▶ [THE EXERCISE] Copy each line with the word "title" in it.

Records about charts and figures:
┌──

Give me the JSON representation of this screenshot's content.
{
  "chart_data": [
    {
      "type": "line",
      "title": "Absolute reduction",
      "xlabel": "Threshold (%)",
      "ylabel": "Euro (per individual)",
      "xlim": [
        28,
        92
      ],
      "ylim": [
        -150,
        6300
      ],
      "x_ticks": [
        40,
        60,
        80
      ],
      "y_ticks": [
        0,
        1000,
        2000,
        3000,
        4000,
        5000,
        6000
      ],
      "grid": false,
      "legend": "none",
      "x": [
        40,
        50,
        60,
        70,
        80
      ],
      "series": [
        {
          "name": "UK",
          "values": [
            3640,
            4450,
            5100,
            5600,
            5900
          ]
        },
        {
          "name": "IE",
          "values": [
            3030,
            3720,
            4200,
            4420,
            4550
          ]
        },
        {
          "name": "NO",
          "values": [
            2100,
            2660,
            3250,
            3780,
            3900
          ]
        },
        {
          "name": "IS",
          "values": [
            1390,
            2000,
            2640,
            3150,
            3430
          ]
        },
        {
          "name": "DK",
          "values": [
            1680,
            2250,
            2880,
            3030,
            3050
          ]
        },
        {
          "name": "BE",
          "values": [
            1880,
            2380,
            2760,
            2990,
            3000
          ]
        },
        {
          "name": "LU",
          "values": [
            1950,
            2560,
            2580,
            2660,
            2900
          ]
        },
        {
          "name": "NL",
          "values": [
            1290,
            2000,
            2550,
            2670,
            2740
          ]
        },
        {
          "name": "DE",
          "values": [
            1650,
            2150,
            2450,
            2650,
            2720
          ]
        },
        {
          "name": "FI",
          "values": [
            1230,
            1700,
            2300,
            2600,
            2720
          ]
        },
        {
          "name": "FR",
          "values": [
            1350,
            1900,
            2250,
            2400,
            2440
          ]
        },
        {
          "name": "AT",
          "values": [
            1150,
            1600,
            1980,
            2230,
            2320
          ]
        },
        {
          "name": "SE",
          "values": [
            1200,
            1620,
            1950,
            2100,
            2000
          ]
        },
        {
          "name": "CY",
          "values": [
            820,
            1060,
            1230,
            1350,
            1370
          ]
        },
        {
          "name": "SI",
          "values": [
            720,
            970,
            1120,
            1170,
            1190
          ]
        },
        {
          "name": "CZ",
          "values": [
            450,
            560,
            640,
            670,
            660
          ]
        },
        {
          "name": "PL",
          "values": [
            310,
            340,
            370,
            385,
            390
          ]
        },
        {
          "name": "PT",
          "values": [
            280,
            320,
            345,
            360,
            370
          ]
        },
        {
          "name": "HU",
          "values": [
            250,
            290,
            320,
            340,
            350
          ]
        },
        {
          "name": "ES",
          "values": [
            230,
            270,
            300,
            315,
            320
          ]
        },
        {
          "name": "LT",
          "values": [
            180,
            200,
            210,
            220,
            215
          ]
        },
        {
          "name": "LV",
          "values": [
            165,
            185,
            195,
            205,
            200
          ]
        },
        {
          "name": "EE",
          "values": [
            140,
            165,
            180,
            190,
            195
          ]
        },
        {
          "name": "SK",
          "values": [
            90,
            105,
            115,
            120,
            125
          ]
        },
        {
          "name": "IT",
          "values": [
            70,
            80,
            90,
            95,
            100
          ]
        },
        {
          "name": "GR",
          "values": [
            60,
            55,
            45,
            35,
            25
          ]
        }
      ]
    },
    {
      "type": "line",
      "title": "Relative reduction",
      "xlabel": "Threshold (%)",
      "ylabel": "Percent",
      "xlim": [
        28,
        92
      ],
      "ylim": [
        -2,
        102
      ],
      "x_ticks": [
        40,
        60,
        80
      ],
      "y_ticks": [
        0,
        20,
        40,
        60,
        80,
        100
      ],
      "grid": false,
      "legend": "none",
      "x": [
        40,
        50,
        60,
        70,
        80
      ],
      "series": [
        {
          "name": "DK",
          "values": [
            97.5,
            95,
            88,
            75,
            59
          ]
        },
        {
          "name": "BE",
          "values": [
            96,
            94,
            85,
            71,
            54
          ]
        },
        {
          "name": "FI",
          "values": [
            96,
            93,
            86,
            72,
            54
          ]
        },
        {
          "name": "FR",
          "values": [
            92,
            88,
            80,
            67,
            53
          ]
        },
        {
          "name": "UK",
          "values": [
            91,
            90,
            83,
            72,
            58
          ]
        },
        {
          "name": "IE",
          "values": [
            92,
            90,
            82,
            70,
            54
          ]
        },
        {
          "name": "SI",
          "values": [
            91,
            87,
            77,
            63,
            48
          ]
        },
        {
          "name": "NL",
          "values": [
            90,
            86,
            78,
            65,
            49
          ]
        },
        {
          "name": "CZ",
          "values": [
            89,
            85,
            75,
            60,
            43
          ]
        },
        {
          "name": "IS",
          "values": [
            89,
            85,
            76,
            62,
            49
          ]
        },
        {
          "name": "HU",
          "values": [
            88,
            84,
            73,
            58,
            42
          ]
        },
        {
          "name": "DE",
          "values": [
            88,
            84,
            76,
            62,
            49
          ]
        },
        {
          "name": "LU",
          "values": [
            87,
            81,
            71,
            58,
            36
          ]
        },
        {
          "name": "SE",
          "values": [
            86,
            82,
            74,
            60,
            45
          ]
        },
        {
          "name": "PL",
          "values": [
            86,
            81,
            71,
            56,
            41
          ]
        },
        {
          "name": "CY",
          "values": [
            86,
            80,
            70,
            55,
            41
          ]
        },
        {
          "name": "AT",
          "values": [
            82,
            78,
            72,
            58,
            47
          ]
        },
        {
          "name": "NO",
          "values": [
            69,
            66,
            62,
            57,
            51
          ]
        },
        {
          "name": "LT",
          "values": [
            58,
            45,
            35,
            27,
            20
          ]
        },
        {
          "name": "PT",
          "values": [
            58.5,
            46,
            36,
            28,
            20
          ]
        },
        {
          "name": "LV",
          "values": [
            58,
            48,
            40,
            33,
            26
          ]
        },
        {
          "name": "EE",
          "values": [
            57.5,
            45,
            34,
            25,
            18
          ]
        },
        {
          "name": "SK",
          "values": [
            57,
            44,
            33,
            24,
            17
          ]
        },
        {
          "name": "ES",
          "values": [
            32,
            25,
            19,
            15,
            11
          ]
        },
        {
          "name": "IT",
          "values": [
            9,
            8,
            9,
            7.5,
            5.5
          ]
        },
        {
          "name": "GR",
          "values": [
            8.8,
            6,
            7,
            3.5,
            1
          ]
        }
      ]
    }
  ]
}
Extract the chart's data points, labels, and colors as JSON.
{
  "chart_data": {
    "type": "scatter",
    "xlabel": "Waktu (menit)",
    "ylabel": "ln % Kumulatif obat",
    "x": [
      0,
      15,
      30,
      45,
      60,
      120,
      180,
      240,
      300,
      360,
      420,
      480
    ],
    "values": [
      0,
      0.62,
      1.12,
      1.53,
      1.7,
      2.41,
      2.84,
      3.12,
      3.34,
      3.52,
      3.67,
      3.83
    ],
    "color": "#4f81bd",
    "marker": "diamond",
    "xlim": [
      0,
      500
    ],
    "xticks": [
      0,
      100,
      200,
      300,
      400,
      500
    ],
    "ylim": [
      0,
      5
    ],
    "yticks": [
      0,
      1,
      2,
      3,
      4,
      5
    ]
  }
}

└──

▶ [FINISHED ANSWER]
      "title": "Absolute reduction",
      "title": "Relative reduction",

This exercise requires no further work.